=== AIM OF THE TASK ===
Reproduce every item below word for word, leaving out the pictures.
=======
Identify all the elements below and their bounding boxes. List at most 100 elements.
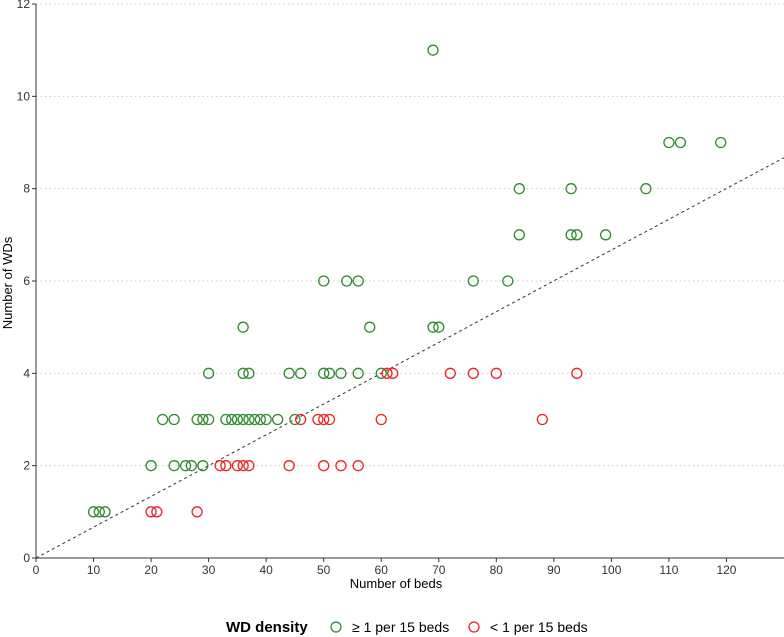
data-point-series0-26 bbox=[283, 367, 295, 379]
y-tick-label-4: 4 bbox=[23, 366, 30, 380]
data-point-series1-20 bbox=[444, 367, 456, 379]
y-tick-label-2: 2 bbox=[23, 459, 30, 473]
data-point-series0-13 bbox=[220, 413, 232, 426]
x-tick-label-0: 0 bbox=[33, 563, 40, 577]
x-tick-label-100: 100 bbox=[601, 563, 621, 577]
data-point-series1-23 bbox=[571, 367, 583, 379]
data-point-series0-22 bbox=[289, 413, 301, 426]
x-tick-label-120: 120 bbox=[716, 563, 736, 577]
data-point-series0-32 bbox=[375, 367, 387, 379]
data-point-series0-21 bbox=[272, 413, 284, 426]
data-point-series0-48 bbox=[640, 183, 652, 195]
data-point-series1-8 bbox=[283, 460, 295, 472]
y-tick-label-0: 0 bbox=[23, 551, 30, 565]
data-point-series0-30 bbox=[335, 367, 347, 379]
data-point-series1-14 bbox=[318, 413, 330, 426]
data-point-series0-18 bbox=[248, 413, 261, 426]
legend-label-high-density: ≥ 1 per 15 beds bbox=[352, 619, 449, 635]
data-point-series1-11 bbox=[352, 460, 364, 472]
data-point-series0-20 bbox=[260, 413, 272, 426]
data-point-series1-21 bbox=[467, 367, 479, 379]
data-point-series0-50 bbox=[674, 136, 687, 149]
data-point-series0-34 bbox=[364, 321, 376, 333]
x-tick-label-110: 110 bbox=[659, 563, 678, 577]
data-point-series0-17 bbox=[243, 413, 255, 426]
data-point-series0-49 bbox=[663, 136, 675, 149]
y-tick-label-6: 6 bbox=[23, 274, 30, 288]
legend-marker-high-density bbox=[330, 621, 342, 633]
data-point-series0-45 bbox=[599, 229, 612, 241]
data-point-series0-37 bbox=[318, 275, 330, 287]
data-point-series0-6 bbox=[185, 460, 198, 472]
x-tick-label-10: 10 bbox=[87, 563, 101, 577]
data-point-series0-25 bbox=[243, 367, 255, 379]
data-point-series0-35 bbox=[427, 321, 439, 333]
data-point-series0-52 bbox=[427, 44, 439, 56]
data-point-series0-9 bbox=[168, 413, 180, 426]
legend: WD density ≥ 1 per 15 beds < 1 per 15 be… bbox=[226, 619, 588, 636]
data-point-series0-42 bbox=[513, 229, 525, 241]
data-point-series0-24 bbox=[237, 367, 249, 379]
x-tick-label-80: 80 bbox=[490, 563, 504, 577]
data-point-series1-15 bbox=[323, 413, 336, 426]
data-point-series0-47 bbox=[565, 183, 577, 195]
data-point-series0-40 bbox=[467, 275, 479, 287]
x-tick-label-70: 70 bbox=[432, 563, 446, 577]
x-axis-title: Number of beds bbox=[350, 576, 443, 591]
data-point-series0-33 bbox=[237, 321, 249, 333]
data-point-series0-27 bbox=[295, 367, 307, 379]
data-point-series0-19 bbox=[254, 413, 267, 426]
data-point-series0-46 bbox=[513, 183, 525, 195]
x-tick-label-40: 40 bbox=[259, 563, 273, 577]
data-point-series0-5 bbox=[179, 460, 192, 472]
data-point-series1-18 bbox=[381, 367, 393, 379]
x-tick-label-30: 30 bbox=[202, 563, 216, 577]
data-point-series0-16 bbox=[237, 413, 249, 426]
data-point-series0-15 bbox=[231, 413, 244, 426]
data-point-series0-38 bbox=[341, 275, 353, 287]
data-point-series0-11 bbox=[197, 413, 209, 426]
data-point-series1-3 bbox=[214, 460, 226, 472]
data-point-series0-23 bbox=[202, 367, 215, 379]
data-point-series0-4 bbox=[168, 460, 180, 472]
data-point-series0-44 bbox=[571, 229, 583, 241]
data-point-series0-12 bbox=[202, 413, 215, 426]
data-point-series0-3 bbox=[145, 460, 157, 472]
x-tick-label-50: 50 bbox=[317, 563, 331, 577]
data-point-series0-8 bbox=[156, 413, 169, 426]
data-point-series1-10 bbox=[335, 460, 347, 472]
data-point-series0-39 bbox=[352, 275, 364, 287]
y-tick-label-10: 10 bbox=[17, 89, 31, 103]
x-tick-label-60: 60 bbox=[375, 563, 389, 577]
legend-label-low-density: < 1 per 15 beds bbox=[490, 619, 588, 635]
data-point-series1-7 bbox=[243, 460, 255, 472]
data-point-series1-2 bbox=[191, 506, 203, 518]
data-point-series0-2 bbox=[99, 506, 111, 518]
data-point-series1-9 bbox=[318, 460, 330, 472]
x-tick-label-90: 90 bbox=[547, 563, 561, 577]
data-point-series1-22 bbox=[490, 367, 502, 379]
data-point-series0-28 bbox=[318, 367, 330, 379]
y-tick-label-8: 8 bbox=[23, 182, 30, 196]
data-point-series1-19 bbox=[387, 367, 399, 379]
data-point-series0-51 bbox=[715, 136, 727, 149]
data-point-series1-17 bbox=[536, 413, 548, 426]
reference-line bbox=[35, 157, 784, 559]
data-point-series0-0 bbox=[87, 506, 100, 518]
data-point-series1-5 bbox=[231, 460, 244, 472]
data-point-series1-1 bbox=[151, 506, 163, 518]
data-point-series0-1 bbox=[93, 506, 105, 518]
data-point-series1-4 bbox=[220, 460, 232, 472]
data-point-series0-43 bbox=[565, 229, 577, 241]
data-point-series0-29 bbox=[323, 367, 336, 379]
data-point-series0-14 bbox=[225, 413, 238, 426]
data-point-series0-31 bbox=[352, 367, 364, 379]
x-tick-label-20: 20 bbox=[144, 563, 158, 577]
data-point-series0-36 bbox=[433, 321, 445, 333]
y-tick-label-12: 12 bbox=[17, 0, 31, 11]
data-point-series0-7 bbox=[197, 460, 209, 472]
data-point-series1-6 bbox=[237, 460, 249, 472]
data-point-series1-16 bbox=[375, 413, 387, 426]
legend-marker-low-density bbox=[468, 621, 480, 633]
=======
=== SOLUTION TO THIS PROBLEM ===
Identify all the elements below and their bounding boxes. List at most 100 elements.
data-point-series0-26 bbox=[283, 367, 295, 379]
y-tick-label-4: 4 bbox=[23, 366, 30, 380]
data-point-series1-20 bbox=[444, 367, 456, 379]
y-tick-label-2: 2 bbox=[23, 459, 30, 473]
data-point-series0-13 bbox=[220, 413, 232, 426]
x-tick-label-0: 0 bbox=[33, 563, 40, 577]
x-tick-label-100: 100 bbox=[601, 563, 621, 577]
data-point-series1-23 bbox=[571, 367, 583, 379]
data-point-series0-22 bbox=[289, 413, 301, 426]
x-tick-label-120: 120 bbox=[716, 563, 736, 577]
data-point-series0-32 bbox=[375, 367, 387, 379]
data-point-series0-21 bbox=[272, 413, 284, 426]
data-point-series0-48 bbox=[640, 183, 652, 195]
data-point-series1-8 bbox=[283, 460, 295, 472]
y-tick-label-0: 0 bbox=[23, 551, 30, 565]
data-point-series0-30 bbox=[335, 367, 347, 379]
data-point-series1-14 bbox=[318, 413, 330, 426]
data-point-series0-18 bbox=[248, 413, 261, 426]
legend-label-high-density: ≥ 1 per 15 beds bbox=[352, 619, 449, 635]
data-point-series1-11 bbox=[352, 460, 364, 472]
data-point-series0-20 bbox=[260, 413, 272, 426]
data-point-series1-21 bbox=[467, 367, 479, 379]
data-point-series0-50 bbox=[674, 136, 687, 149]
data-point-series0-34 bbox=[364, 321, 376, 333]
x-tick-label-110: 110 bbox=[659, 563, 678, 577]
data-point-series0-17 bbox=[243, 413, 255, 426]
data-point-series0-49 bbox=[663, 136, 675, 149]
y-tick-label-6: 6 bbox=[23, 274, 30, 288]
legend-marker-high-density bbox=[330, 621, 342, 633]
data-point-series0-45 bbox=[599, 229, 612, 241]
data-point-series0-37 bbox=[318, 275, 330, 287]
data-point-series0-6 bbox=[185, 460, 198, 472]
x-tick-label-10: 10 bbox=[87, 563, 101, 577]
data-point-series0-25 bbox=[243, 367, 255, 379]
data-point-series0-35 bbox=[427, 321, 439, 333]
data-point-series0-52 bbox=[427, 44, 439, 56]
data-point-series0-9 bbox=[168, 413, 180, 426]
legend: WD density ≥ 1 per 15 beds < 1 per 15 be… bbox=[226, 619, 588, 636]
data-point-series0-42 bbox=[513, 229, 525, 241]
data-point-series0-24 bbox=[237, 367, 249, 379]
x-tick-label-80: 80 bbox=[490, 563, 504, 577]
data-point-series1-15 bbox=[323, 413, 336, 426]
data-point-series0-47 bbox=[565, 183, 577, 195]
data-point-series0-40 bbox=[467, 275, 479, 287]
x-tick-label-70: 70 bbox=[432, 563, 446, 577]
x-axis-title: Number of beds bbox=[350, 576, 443, 591]
data-point-series0-33 bbox=[237, 321, 249, 333]
data-point-series0-27 bbox=[295, 367, 307, 379]
data-point-series0-19 bbox=[254, 413, 267, 426]
data-point-series0-46 bbox=[513, 183, 525, 195]
x-tick-label-40: 40 bbox=[259, 563, 273, 577]
data-point-series0-5 bbox=[179, 460, 192, 472]
data-point-series1-18 bbox=[381, 367, 393, 379]
x-tick-label-30: 30 bbox=[202, 563, 216, 577]
data-point-series0-16 bbox=[237, 413, 249, 426]
data-point-series0-15 bbox=[231, 413, 244, 426]
data-point-series0-38 bbox=[341, 275, 353, 287]
data-point-series0-11 bbox=[197, 413, 209, 426]
data-point-series1-3 bbox=[214, 460, 226, 472]
data-point-series0-23 bbox=[202, 367, 215, 379]
data-point-series0-4 bbox=[168, 460, 180, 472]
data-point-series0-44 bbox=[571, 229, 583, 241]
data-point-series0-12 bbox=[202, 413, 215, 426]
data-point-series0-3 bbox=[145, 460, 157, 472]
x-tick-label-50: 50 bbox=[317, 563, 331, 577]
data-point-series0-8 bbox=[156, 413, 169, 426]
data-point-series1-10 bbox=[335, 460, 347, 472]
data-point-series0-39 bbox=[352, 275, 364, 287]
y-tick-label-10: 10 bbox=[17, 89, 31, 103]
x-tick-label-60: 60 bbox=[375, 563, 389, 577]
legend-label-low-density: < 1 per 15 beds bbox=[490, 619, 588, 635]
data-point-series1-7 bbox=[243, 460, 255, 472]
data-point-series1-2 bbox=[191, 506, 203, 518]
data-point-series0-2 bbox=[99, 506, 111, 518]
data-point-series1-9 bbox=[318, 460, 330, 472]
x-tick-label-90: 90 bbox=[547, 563, 561, 577]
data-point-series1-22 bbox=[490, 367, 502, 379]
data-point-series0-28 bbox=[318, 367, 330, 379]
y-tick-label-8: 8 bbox=[23, 182, 30, 196]
data-point-series1-19 bbox=[387, 367, 399, 379]
data-point-series0-51 bbox=[715, 136, 727, 149]
data-point-series1-17 bbox=[536, 413, 548, 426]
reference-line bbox=[35, 157, 784, 559]
data-point-series0-0 bbox=[87, 506, 100, 518]
data-point-series1-5 bbox=[231, 460, 244, 472]
data-point-series1-1 bbox=[151, 506, 163, 518]
data-point-series0-1 bbox=[93, 506, 105, 518]
data-point-series1-4 bbox=[220, 460, 232, 472]
data-point-series0-43 bbox=[565, 229, 577, 241]
data-point-series0-29 bbox=[323, 367, 336, 379]
data-point-series0-14 bbox=[225, 413, 238, 426]
data-point-series0-31 bbox=[352, 367, 364, 379]
x-tick-label-20: 20 bbox=[144, 563, 158, 577]
data-point-series0-36 bbox=[433, 321, 445, 333]
y-tick-label-12: 12 bbox=[17, 0, 31, 11]
data-point-series0-7 bbox=[197, 460, 209, 472]
data-point-series1-6 bbox=[237, 460, 249, 472]
data-point-series1-16 bbox=[375, 413, 387, 426]
legend-marker-low-density bbox=[468, 621, 480, 633]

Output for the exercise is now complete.